- **Goal of the exercise**: In the records below, the line that contains "Read out every word on this page." marks the start. Copy it and each line after it through the end, exactly, without pictures.
%%
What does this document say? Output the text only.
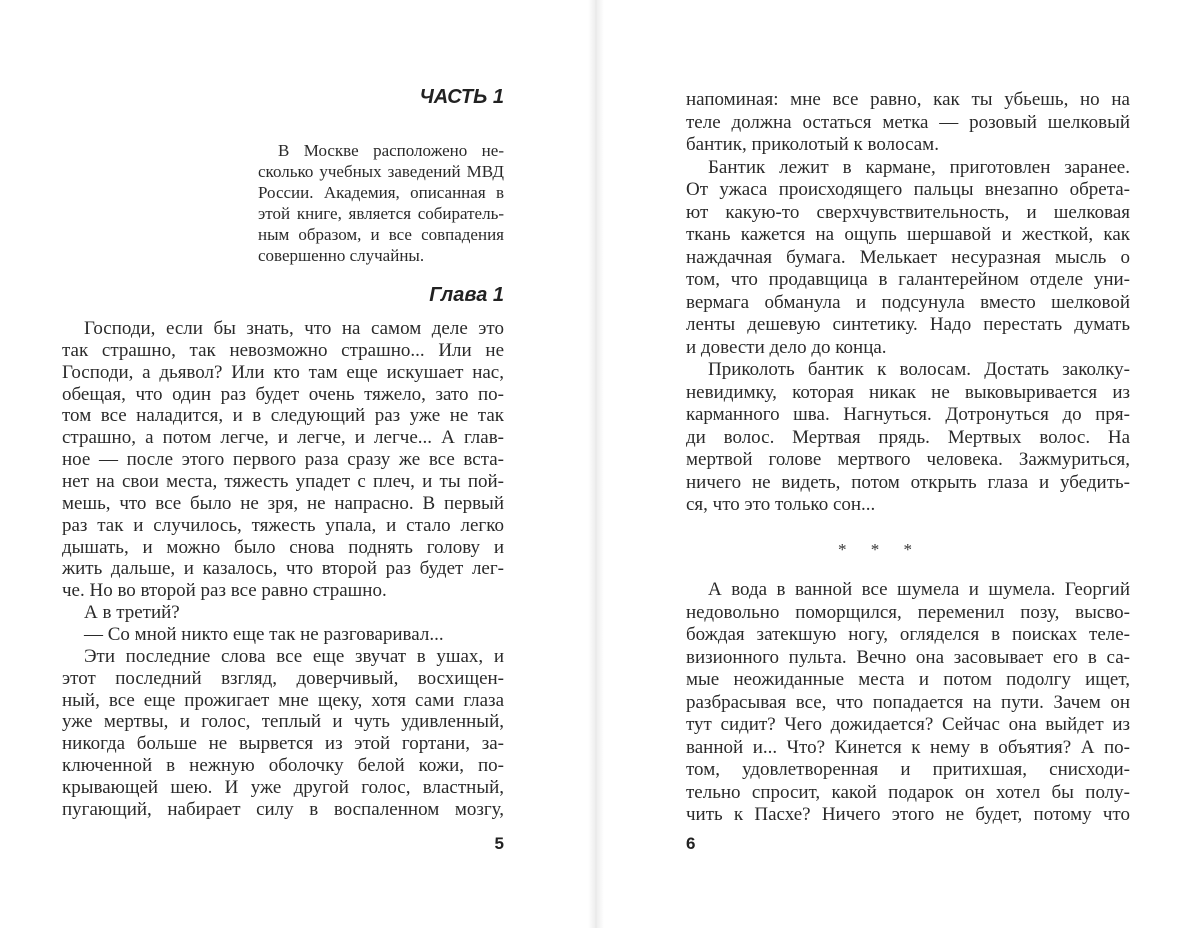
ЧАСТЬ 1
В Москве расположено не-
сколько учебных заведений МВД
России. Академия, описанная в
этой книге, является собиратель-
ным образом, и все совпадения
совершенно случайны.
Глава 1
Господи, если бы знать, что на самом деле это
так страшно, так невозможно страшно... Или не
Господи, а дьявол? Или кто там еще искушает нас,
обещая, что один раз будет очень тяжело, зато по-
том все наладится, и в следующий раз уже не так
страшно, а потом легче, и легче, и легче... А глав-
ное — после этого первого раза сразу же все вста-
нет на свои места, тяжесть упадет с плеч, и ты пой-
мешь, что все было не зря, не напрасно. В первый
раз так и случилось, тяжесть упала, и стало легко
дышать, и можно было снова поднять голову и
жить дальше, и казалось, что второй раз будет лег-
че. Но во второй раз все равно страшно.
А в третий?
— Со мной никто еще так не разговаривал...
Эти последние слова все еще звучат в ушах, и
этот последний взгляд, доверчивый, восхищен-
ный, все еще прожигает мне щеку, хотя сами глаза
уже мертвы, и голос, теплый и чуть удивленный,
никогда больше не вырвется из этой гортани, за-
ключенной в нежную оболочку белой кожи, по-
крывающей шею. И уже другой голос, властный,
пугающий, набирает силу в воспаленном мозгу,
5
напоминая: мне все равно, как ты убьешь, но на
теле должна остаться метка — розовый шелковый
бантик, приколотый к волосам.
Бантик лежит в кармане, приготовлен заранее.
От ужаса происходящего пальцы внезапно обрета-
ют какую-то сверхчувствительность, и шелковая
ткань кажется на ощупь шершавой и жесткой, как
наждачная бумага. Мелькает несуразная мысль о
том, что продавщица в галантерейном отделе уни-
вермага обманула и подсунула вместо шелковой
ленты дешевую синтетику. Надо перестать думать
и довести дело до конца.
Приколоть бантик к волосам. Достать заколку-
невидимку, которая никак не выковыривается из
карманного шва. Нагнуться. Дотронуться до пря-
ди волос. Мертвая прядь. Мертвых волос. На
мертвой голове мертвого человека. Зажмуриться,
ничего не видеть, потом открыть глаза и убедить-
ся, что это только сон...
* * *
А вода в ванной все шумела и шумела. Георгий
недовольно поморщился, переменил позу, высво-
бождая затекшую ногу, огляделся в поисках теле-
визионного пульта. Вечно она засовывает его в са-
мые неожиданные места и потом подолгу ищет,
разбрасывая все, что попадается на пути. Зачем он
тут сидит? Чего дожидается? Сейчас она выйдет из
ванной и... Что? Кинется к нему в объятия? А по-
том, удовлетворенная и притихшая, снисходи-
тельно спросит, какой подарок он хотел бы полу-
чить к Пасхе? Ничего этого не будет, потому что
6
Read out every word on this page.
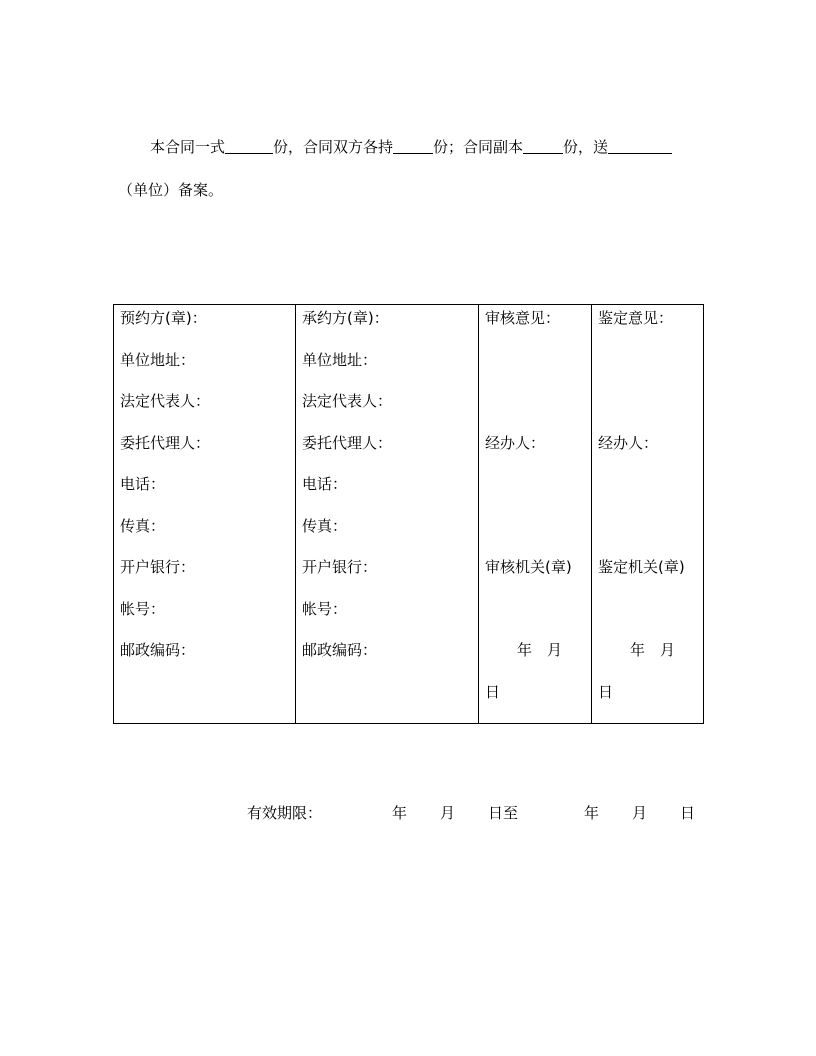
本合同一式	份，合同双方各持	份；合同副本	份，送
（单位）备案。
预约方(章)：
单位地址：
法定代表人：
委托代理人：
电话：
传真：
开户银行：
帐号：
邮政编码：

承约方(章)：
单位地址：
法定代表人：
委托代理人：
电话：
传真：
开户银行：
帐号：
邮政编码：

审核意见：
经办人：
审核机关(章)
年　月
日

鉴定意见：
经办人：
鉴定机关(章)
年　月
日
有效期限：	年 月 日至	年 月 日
%%
- **Exercise output**:
Read out every word on this page.
本合同一式	份，合同双方各持	份；合同副本	份，送
（单位）备案。
预约方(章)：
单位地址：
法定代表人：
委托代理人：
电话：
传真：
开户银行：
帐号：
邮政编码：

承约方(章)：
单位地址：
法定代表人：
委托代理人：
电话：
传真：
开户银行：
帐号：
邮政编码：

审核意见：
经办人：
审核机关(章)
年　月
日

鉴定意见：
经办人：
鉴定机关(章)
年　月
日
有效期限：	年 月 日至	年 月 日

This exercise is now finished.